» WORK INSTRUCTIONS: All of the data below should be written out exactly.

» SOURCE MATERIAL:
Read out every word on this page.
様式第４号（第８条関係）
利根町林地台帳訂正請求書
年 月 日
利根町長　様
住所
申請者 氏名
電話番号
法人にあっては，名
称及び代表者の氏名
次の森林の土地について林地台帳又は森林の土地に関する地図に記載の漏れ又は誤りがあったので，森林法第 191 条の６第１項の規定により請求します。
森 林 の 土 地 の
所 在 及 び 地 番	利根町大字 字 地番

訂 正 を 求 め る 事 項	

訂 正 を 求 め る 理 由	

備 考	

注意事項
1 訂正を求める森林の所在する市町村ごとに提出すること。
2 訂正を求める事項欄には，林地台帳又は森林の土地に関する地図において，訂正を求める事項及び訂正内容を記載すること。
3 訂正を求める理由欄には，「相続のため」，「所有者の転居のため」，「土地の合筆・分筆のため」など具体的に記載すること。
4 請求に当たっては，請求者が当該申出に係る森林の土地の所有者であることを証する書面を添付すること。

» TASK SOLUTION:
Read out every word on this page.
様式第４号（第８条関係）
利根町林地台帳訂正請求書
年 月 日
利根町長　様
住所
申請者 氏名
電話番号
法人にあっては，名
称及び代表者の氏名
次の森林の土地について林地台帳又は森林の土地に関する地図に記載の漏れ又は誤りがあったので，森林法第 191 条の６第１項の規定により請求します。
森 林 の 土 地 の
所 在 及 び 地 番	利根町大字 字 地番

訂 正 を 求 め る 事 項	

訂 正 を 求 め る 理 由	

備 考	

注意事項
1 訂正を求める森林の所在する市町村ごとに提出すること。
2 訂正を求める事項欄には，林地台帳又は森林の土地に関する地図において，訂正を求める事項及び訂正内容を記載すること。
3 訂正を求める理由欄には，「相続のため」，「所有者の転居のため」，「土地の合筆・分筆のため」など具体的に記載すること。
4 請求に当たっては，請求者が当該申出に係る森林の土地の所有者であることを証する書面を添付すること。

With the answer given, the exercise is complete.